**Job:** Every line below that contains "Affairs" is to be copied.

** Start of Records to use **

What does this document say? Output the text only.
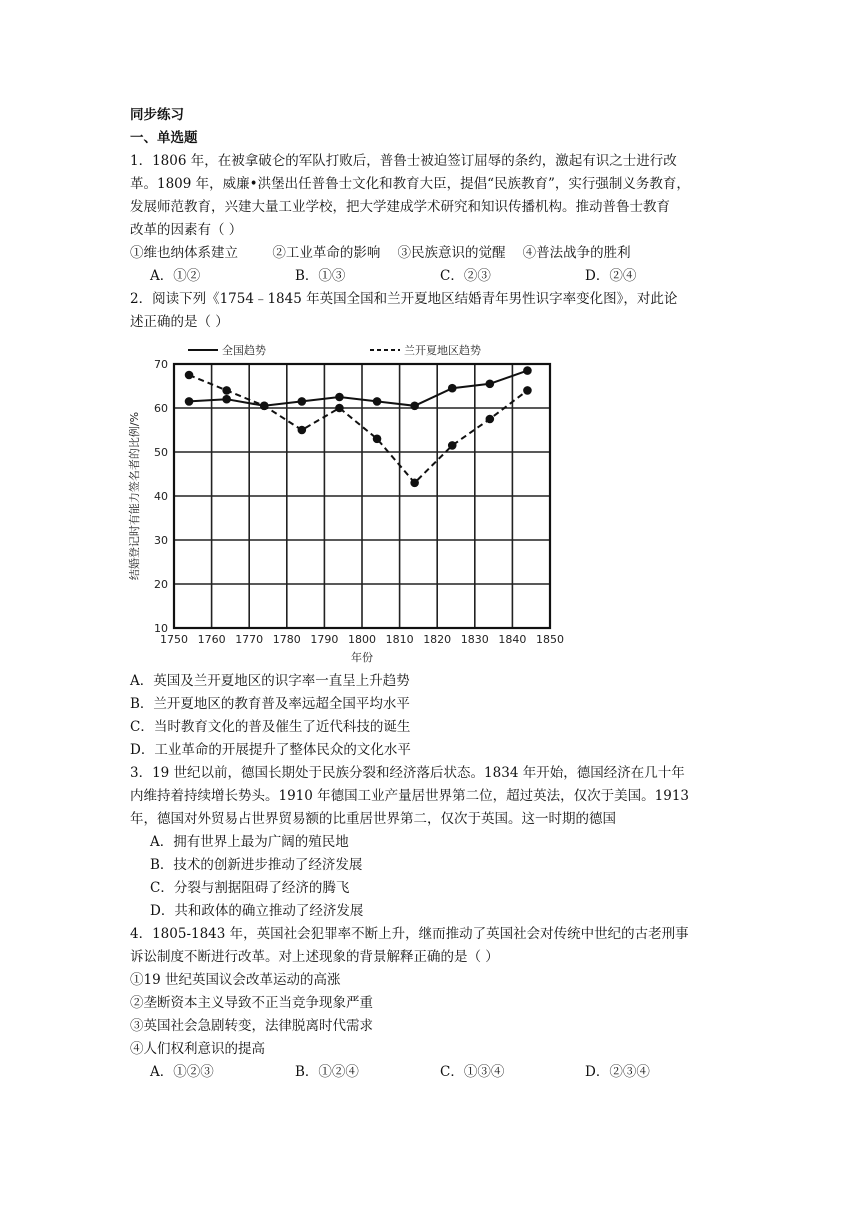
同步练习
一、单选题
1．1806 年，在被拿破仑的军队打败后，普鲁士被迫签订屈辱的条约，激起有识之士进行改
革。1809 年，威廉•洪堡出任普鲁士文化和教育大臣，提倡“民族教育”，实行强制义务教育，
发展师范教育，兴建大量工业学校，把大学建成学术研究和知识传播机构。推动普鲁士教育
改革的因素有（ ）
①维也纳体系建立        ②工业革命的影响    ③民族意识的觉醒    ④普法战争的胜利
A．①②	B．①③	C．②③	D．②④
2．阅读下列《1754﹣1845 年英国全国和兰开夏地区结婚青年男性识字率变化图》，对此论
述正确的是（ ）
1750 1760 1770 1780 1790 1800 1810 1820 1830 1840 1850
10
20
30
40
50
60
70
年份
结婚登记时有能力签名者的比例/%
全国趋势	兰开夏地区趋势
A．英国及兰开夏地区的识字率一直呈上升趋势
B．兰开夏地区的教育普及率远超全国平均水平
C．当时教育文化的普及催生了近代科技的诞生
D．工业革命的开展提升了整体民众的文化水平
3．19 世纪以前，德国长期处于民族分裂和经济落后状态。1834 年开始，德国经济在几十年
内维持着持续增长势头。1910 年德国工业产量居世界第二位，超过英法，仅次于美国。1913
年，德国对外贸易占世界贸易额的比重居世界第二，仅次于英国。这一时期的德国
A．拥有世界上最为广阔的殖民地
B．技术的创新进步推动了经济发展
C．分裂与割据阻碍了经济的腾飞
D．共和政体的确立推动了经济发展
4．1805-1843 年，英国社会犯罪率不断上升，继而推动了英国社会对传统中世纪的古老刑事
诉讼制度不断进行改革。对上述现象的背景解释正确的是（ ）
①19 世纪英国议会改革运动的高涨
②垄断资本主义导致不正当竞争现象严重
③英国社会急剧转变，法律脱离时代需求
④人们权利意识的提高
A．①②③	B．①②④	C．①③④	D．②③④
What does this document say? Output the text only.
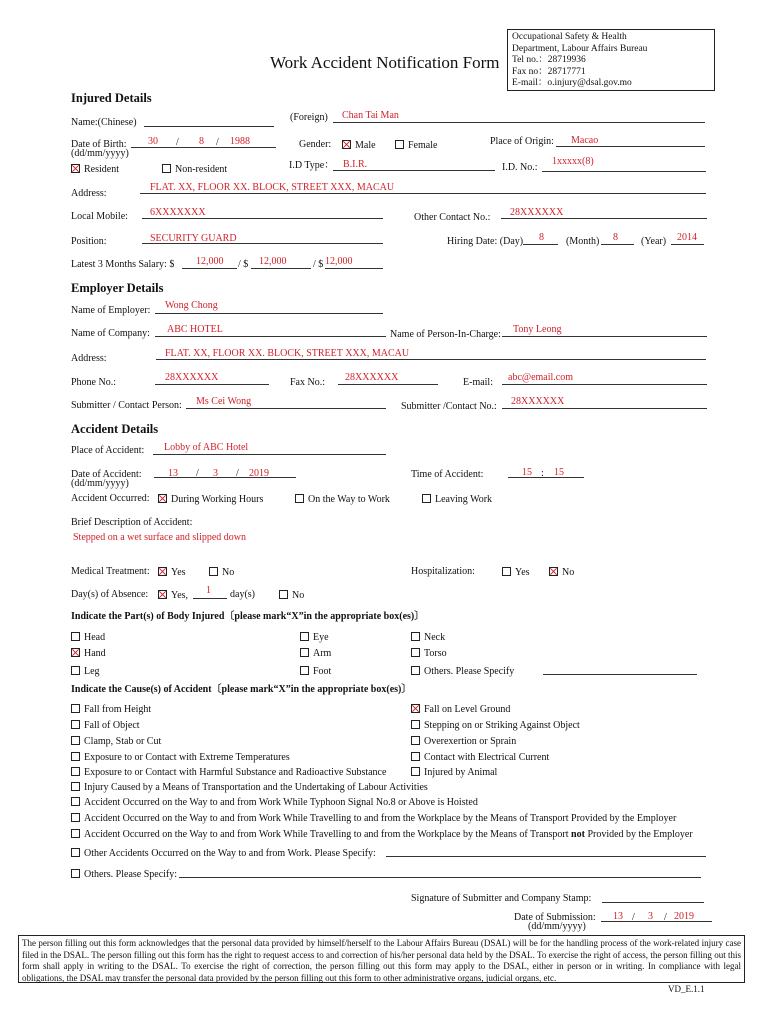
Work Accident Notification Form
Occupational Safety & Health
Department, Labour Affairs Bureau
Tel no.：28719936
Fax no：28717771
E-mail：o.injury@dsal.gov.mo
Injured Details
Name:(Chinese)	(Foreign) Chan Tai Man
Date of Birth:
(dd/mm/yyyy)
30 / 8 / 1988	Gender:	Male	Female	Place of Origin: Macao
Resident	Non-resident	I.D Type： B.I.R.	I.D. No.:
1xxxxx(8)
Address:
FLAT. XX, FLOOR XX. BLOCK, STREET XXX, MACAU
Local Mobile: 6XXXXXXX	Other Contact No.: 28XXXXXX
Position:	SECURITY GUARD	Hiring Date: (Day) 8 (Month) 8 (Year) 2014
Latest 3 Months Salary: $ 12,000 / $ 12,000	/ $ 12,000
Employer Details
Name of Employer: Wong Chong
Name of Company: ABC HOTEL	Name of Person-In-Charge: Tony Leong
Address:	FLAT. XX, FLOOR XX. BLOCK, STREET XXX, MACAU
Phone No.:	28XXXXXX	Fax No.: 28XXXXXX	E-mail: abc@email.com
Submitter / Contact Person: Ms Cei Wong	Submitter /Contact No.: 28XXXXXX
Accident Details
Place of Accident: Lobby of ABC Hotel
Date of Accident:
(dd/mm/yyyy)
13 / 3 / 2019	Time of Accident:	15 : 15
Accident Occurred:	During Working Hours	On the Way to Work	Leaving Work
Brief Description of Accident:
Stepped on a wet surface and slipped down
Medical Treatment:	Yes	No	Hospitalization:	Yes	No
Day(s) of Absence:	Yes, 1 day(s)	No
Indicate the Part(s) of Body Injured〔please mark“X”in the appropriate box(es)〕
Head	Eye	Neck
Hand	Arm	Torso
Leg	Foot	Others. Please Specify
Indicate the Cause(s) of Accident〔please mark“X”in the appropriate box(es)〕
Fall from Height	Fall on Level Ground
Fall of Object	Stepping on or Striking Against Object
Clamp, Stab or Cut	Overexertion or Sprain
Exposure to or Contact with Extreme Temperatures	Contact with Electrical Current
Exposure to or Contact with Harmful Substance and Radioactive Substance	Injured by Animal
Injury Caused by a Means of Transportation and the Undertaking of Labour Activities
Accident Occurred on the Way to and from Work While Typhoon Signal No.8 or Above is Hoisted
Accident Occurred on the Way to and from Work While Travelling to and from the Workplace by the Means of Transport Provided by the Employer
Accident Occurred on the Way to and from Work While Travelling to and from the Workplace by the Means of Transport not Provided by the Employer
Other Accidents Occurred on the Way to and from Work. Please Specify:
Others. Please Specify:
Signature of Submitter and Company Stamp:
Date of Submission: 13 / 3 / 2019
(dd/mm/yyyy)
The person filling out this form acknowledges that the personal data provided by himself/herself to the Labour Affairs Bureau (DSAL) will be for the handling process of the work-related injury case filed in the DSAL. The person filling out this form has the right to request access to and correction of his/her personal data held by the DSAL. To exercise the right of access, the person filling out this form shall apply in writing to the DSAL. To exercise the right of correction, the person filling out this form may apply to the DSAL, either in person or in writing. In compliance with legal obligations, the DSAL may transfer the personal data provided by the person filling out this form to other administrative organs, judicial organs, etc.
VD_E.1.1
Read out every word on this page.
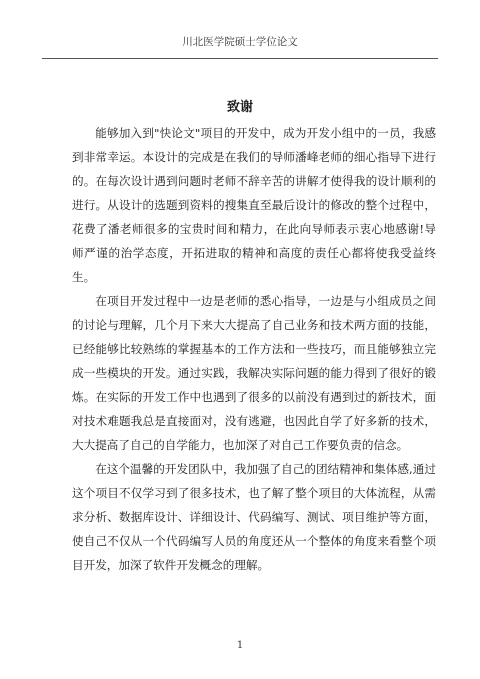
川北医学院硕士学位论文
致谢

能够加入到"快论文"项目的开发中，成为开发小组中的一员，我感到非常幸运。本设计的完成是在我们的导师潘峰老师的细心指导下进行的。在每次设计遇到问题时老师不辞辛苦的讲解才使得我的设计顺利的进行。从设计的选题到资料的搜集直至最后设计的修改的整个过程中，花费了潘老师很多的宝贵时间和精力，在此向导师表示衷心地感谢!导师严谨的治学态度，开拓进取的精神和高度的责任心都将使我受益终生。

在项目开发过程中一边是老师的悉心指导，一边是与小组成员之间的讨论与理解，几个月下来大大提高了自己业务和技术两方面的技能，已经能够比较熟练的掌握基本的工作方法和一些技巧，而且能够独立完成一些模块的开发。通过实践，我解决实际问题的能力得到了很好的锻炼。在实际的开发工作中也遇到了很多的以前没有遇到过的新技术，面对技术难题我总是直接面对，没有逃避，也因此自学了好多新的技术，大大提高了自己的自学能力，也加深了对自己工作要负责的信念。

在这个温馨的开发团队中，我加强了自己的团结精神和集体感,通过这个项目不仅学习到了很多技术，也了解了整个项目的大体流程，从需求分析、数据库设计、详细设计、代码编写、测试、项目维护等方面，使自己不仅从一个代码编写人员的角度还从一个整体的角度来看整个项目开发，加深了软件开发概念的理解。

1
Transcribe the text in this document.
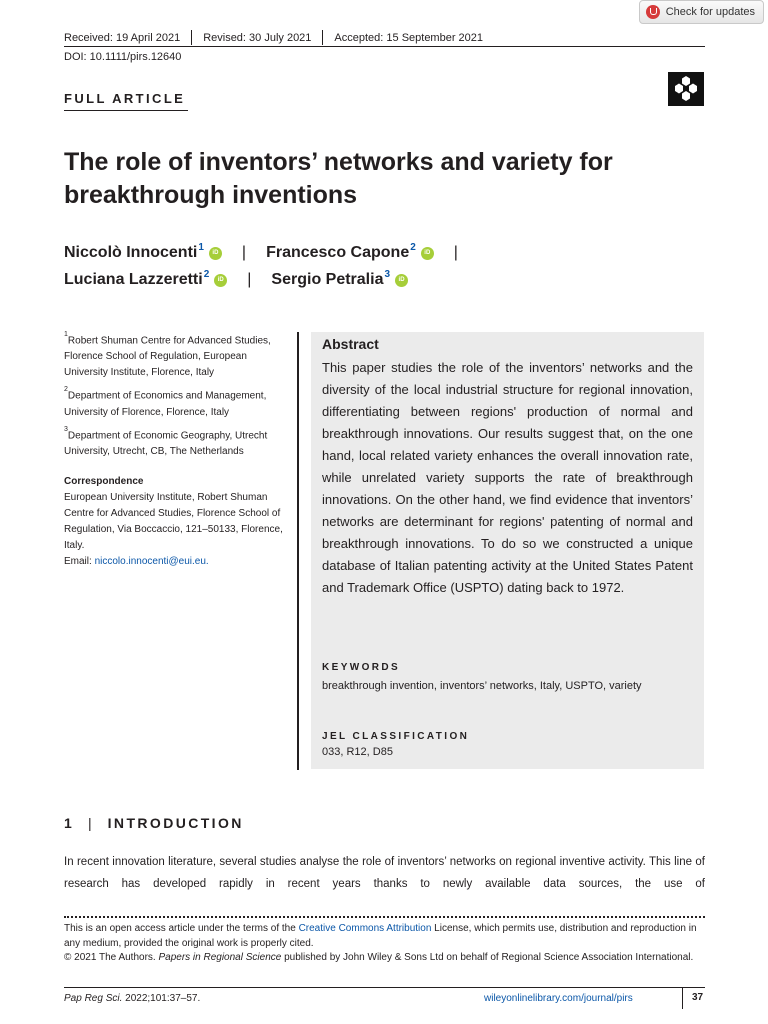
Check for updates
Received: 19 April 2021 Revised: 30 July 2021 Accepted: 15 September 2021
DOI: 10.1111/pirs.12640
FULL ARTICLE
The role of inventors’ networks and variety for breakthrough inventions
Niccolò Innocenti$^1$	iD | Francesco Capone$^2$	iD |
Luciana Lazzeretti$^2$	iD | Sergio Petralia$^3$	iD

$^1$Robert Shuman Centre for Advanced Studies, Florence School of Regulation, European University Institute, Florence, Italy

$^2$Department of Economics and Management, University of Florence, Florence, Italy

$^3$Department of Economic Geography, Utrecht University, Utrecht, CB, The Netherlands

Correspondence

European University Institute, Robert Shuman Centre for Advanced Studies, Florence School of Regulation, Via Boccaccio, 121–50133, Florence, Italy.
Email: niccolo.innocenti@eui.eu.

Abstract

This paper studies the role of the inventors’ networks and the diversity of the local industrial structure for regional innovation, differentiating between regions' production of normal and breakthrough innovations. Our results suggest that, on the one hand, local related variety enhances the overall innovation rate, while unrelated variety supports the rate of breakthrough innovations. On the other hand, we find evidence that inventors’ networks are determinant for regions' patenting of normal and breakthrough innovations. To do so we constructed a unique database of Italian patenting activity at the United States Patent and Trademark Office (USPTO) dating back to 1972.

KEYWORDS
breakthrough invention, inventors’ networks, Italy, USPTO, variety
JEL CLASSIFICATION
033, R12, D85
1 | INTRODUCTION

In recent innovation literature, several studies analyse the role of inventors’ networks on regional inventive activity. This line of research has developed rapidly in recent years thanks to newly available data sources, the use of

This is an open access article under the terms of the Creative Commons Attribution License, which permits use, distribution and reproduction in any medium, provided the original work is properly cited.

© 2021 The Authors. Papers in Regional Science published by John Wiley & Sons Ltd on behalf of Regional Science Association International.

Pap Reg Sci. 2022;101:37–57.	wileyonlinelibrary.com/journal/pirs	37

** End of Records to use **

**Written answer:**
Department, Labour Affairs Bureau
The person filling out this form acknowledges that the personal data provided by himself/herself to the Labour Affairs Bureau (DSAL) will be for the handling process of the work-related injury case filed in the DSAL. The person filling out this form has the right to request access to and correction of his/her personal data held by the DSAL. To exercise the right of access, the person filling out this form shall apply in writing to the DSAL. To exercise the right of correction, the person filling out this form may apply to the DSAL, either in person or in writing. In compliance with legal obligations, the DSAL may transfer the personal data provided by the person filling out this form to other administrative organs, judicial organs, etc.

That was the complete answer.